## PASSAGE PROVIDED:

I used to write reviews of LibriVox recordings on another blog, called Readear. I did this to thank LibriVox for its awesome collection of free books, but the blog seems to have ended up being used by university students who are after quick plot summaries of classic books. And if I have ever made a semi-insightful remark about one of the books, you can be sure it has been popping up in essays over the last couple of years.
A post which seems to get a lot of traffic is a brief review of Balzac’s Sarrasine. As this story has a surprise ending, which would be ruined if you even know to expect a surprise ending, I have considerately (so I thought) not given very much away in my review. This reticence on my part, however, provoked a couple of rather harsh comments. Such as:
if you’re going to do a summary do so otherwise you will reinforce point 1: that you’re an idiot.
I read this with a great deal of amusement. I find irony, especially unintended irony, very funny, and I cannot think of anything more ironic. Here is a student, in the midst of a blessed period in his life when he can devote his entire self to the joy of learning and the acquisition of new knowledge, who, when called upon to read a work which would take about 40 minutes to complete, chooses instead to search for an online summary. When this fails, he takes the time to call the only person he can find who has read the work, (but who has failed to provide him with a summary), an idiot.
If I am an idiot, I thought, then what is he?
I was reminded of all this because of the fierce debate going on in my country at the moment concerning University tuition fees. Students are being called upon to contribute a great deal more to their education than they once were. A generation ago, students were given grants which meant university education was free. I missed out on all this; I returned to the UK from South Africa at the age of 18 to be told that I was not eligible for a grant due to my long years abroad. So, instead, I drifted through several jobs, until I was manning a box office, and being an usher, at a theatre in Manchester. As luck would have it, the theatre was attached to one of the great universities in England, and the productions often attracted students who were studying the plays depicted. So I came to see this breed of grant-equipped students at close quarters and came to hate them with a burning passion.

## STORED DATA:
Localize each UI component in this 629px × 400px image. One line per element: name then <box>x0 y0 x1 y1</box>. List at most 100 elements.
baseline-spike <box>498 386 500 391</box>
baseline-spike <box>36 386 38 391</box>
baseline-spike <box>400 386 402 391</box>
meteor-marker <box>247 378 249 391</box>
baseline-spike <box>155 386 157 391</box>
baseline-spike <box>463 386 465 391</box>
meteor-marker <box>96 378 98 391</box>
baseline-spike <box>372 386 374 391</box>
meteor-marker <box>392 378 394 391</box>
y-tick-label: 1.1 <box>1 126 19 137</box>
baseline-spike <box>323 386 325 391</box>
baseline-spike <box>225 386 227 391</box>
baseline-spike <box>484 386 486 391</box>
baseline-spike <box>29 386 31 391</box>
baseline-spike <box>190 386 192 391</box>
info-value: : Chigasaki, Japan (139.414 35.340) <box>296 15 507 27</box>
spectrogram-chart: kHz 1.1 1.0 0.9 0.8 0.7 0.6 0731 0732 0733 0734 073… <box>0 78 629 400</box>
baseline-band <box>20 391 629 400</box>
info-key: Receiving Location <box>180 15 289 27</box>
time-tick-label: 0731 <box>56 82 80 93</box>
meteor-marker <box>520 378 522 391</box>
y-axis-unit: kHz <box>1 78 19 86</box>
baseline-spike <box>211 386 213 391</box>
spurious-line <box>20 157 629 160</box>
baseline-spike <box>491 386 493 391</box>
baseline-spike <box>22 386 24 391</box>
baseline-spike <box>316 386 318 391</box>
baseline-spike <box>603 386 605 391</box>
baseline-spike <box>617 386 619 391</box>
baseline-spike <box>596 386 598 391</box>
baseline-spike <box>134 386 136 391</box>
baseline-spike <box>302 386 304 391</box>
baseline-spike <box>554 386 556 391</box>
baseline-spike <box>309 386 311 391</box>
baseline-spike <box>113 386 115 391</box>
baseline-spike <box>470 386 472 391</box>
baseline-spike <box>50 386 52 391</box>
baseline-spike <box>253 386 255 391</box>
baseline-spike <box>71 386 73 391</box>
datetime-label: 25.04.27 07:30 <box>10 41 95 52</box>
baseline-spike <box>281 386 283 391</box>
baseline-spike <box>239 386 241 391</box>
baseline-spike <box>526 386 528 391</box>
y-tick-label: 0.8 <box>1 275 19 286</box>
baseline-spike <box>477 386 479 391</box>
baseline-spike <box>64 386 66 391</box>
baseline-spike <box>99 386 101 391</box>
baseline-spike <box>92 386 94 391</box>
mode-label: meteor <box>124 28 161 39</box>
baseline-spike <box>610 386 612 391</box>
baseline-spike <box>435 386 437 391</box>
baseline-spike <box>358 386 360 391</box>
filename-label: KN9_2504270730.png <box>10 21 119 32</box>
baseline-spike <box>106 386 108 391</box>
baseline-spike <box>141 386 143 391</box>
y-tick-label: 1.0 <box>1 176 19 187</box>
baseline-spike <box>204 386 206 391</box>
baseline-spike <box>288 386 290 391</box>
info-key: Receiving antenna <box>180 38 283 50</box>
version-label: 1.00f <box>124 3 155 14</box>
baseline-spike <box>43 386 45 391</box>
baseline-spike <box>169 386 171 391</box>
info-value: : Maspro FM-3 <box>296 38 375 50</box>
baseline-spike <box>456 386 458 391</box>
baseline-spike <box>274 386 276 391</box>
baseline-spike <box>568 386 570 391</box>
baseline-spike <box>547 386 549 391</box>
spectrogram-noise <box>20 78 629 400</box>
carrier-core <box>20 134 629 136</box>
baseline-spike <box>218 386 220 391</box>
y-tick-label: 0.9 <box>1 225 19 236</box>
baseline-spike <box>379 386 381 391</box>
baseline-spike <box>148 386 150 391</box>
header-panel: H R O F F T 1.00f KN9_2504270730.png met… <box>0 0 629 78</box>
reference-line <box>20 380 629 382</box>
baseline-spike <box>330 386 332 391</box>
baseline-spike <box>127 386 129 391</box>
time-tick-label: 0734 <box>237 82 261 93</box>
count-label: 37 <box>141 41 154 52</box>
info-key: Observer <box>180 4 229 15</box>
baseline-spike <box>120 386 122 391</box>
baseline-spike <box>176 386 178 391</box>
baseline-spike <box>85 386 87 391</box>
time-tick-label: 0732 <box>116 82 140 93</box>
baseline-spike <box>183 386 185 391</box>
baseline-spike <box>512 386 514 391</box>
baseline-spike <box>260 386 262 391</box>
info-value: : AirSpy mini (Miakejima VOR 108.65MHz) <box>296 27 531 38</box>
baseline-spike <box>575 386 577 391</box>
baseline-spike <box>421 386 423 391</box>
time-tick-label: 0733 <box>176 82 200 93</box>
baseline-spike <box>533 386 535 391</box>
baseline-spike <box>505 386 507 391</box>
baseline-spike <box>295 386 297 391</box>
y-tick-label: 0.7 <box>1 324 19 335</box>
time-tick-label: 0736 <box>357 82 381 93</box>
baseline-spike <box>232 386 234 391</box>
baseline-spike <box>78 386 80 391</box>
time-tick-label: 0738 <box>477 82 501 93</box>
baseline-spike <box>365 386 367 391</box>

## WHAT TO DO:
Continue the passage about the LibriVox reviews and university tuition fees, picking up after its last sentence rather than the listing.

## ANSWER TO THE EXERCISE:
You might accuse me of jealousy. These people were living a life I would have killed for. You would be right. I was – am – jealous. But I still found their behaviour baffling. People who had chosen to study English literature for three years would come to see a production of Romeo and Juliet, and spend the entire performance in the bar, complaining about the size of their grant. Meanwhile, I, a despised and lowly usher, sat through all of the 72 performances, and fell hopelessly in love with Shakespeare.
I think the problem is that the purpose of these people’s degrees was never made clear to them. In reality, all they were doing was taking three years to qualify for a passport to the middle classes. Get a middling degree in any humanity subject, and get a safe berth in an office job, well away from the oily shop floors, and never have to think about boring old Shakespeare again.
It strikes me that this use of the humanities – as a self-selecting means of class segregation – is of no service to these sorts of students, and is of even less service to the humanities.
As a result of this kind of education, writers like Shakespeare have been given an aura of academic reverence. He is only to be approached via a priesthood with privileged access to his holy secrets.
In reality, Shakespeare wrote plays for everyone, to fill his theatres. He needed to make a buck. He wrote ghastly puns, packed his plays with sexual innuendo, fart gags, and gratuitous violence. He also changed the English language into something completely new, by breaking each and every grammatical and stylistic rule you can think of. Before him, English was like a box accordion; when he was finished it was a symphony orchestra.
But the important point is this: his legacy is a gift to every single speaker of the English language. Treating him like a middle class rite of passage is a crime against our culture. It devalues his plays to the level of drudgery for drones, and turns something that should unite us into something that divides us.
Perhaps I sound idealistic and impractical. I disagree. If I had asked an average English student what use they wish to get from their degree, I would have got a confused look. Only Medical students, engineering students and so on, seemed to be expected to have a practical purpose to their education.
The United Kingdom makes a great deal more money from our language than from any other source. It is our greatest export, and our culture remains our greatest asset. And as an asset it is worth more for everyone if we remember that the best of it was intended for everyone.
Should our students be required – eventually – to pay for their university education? Perhaps. I don’t know. What I do know is that only people who really care about the humanities should study them. Because, most often, people who genuinely care about something want to share it, not use it a means to appear superior.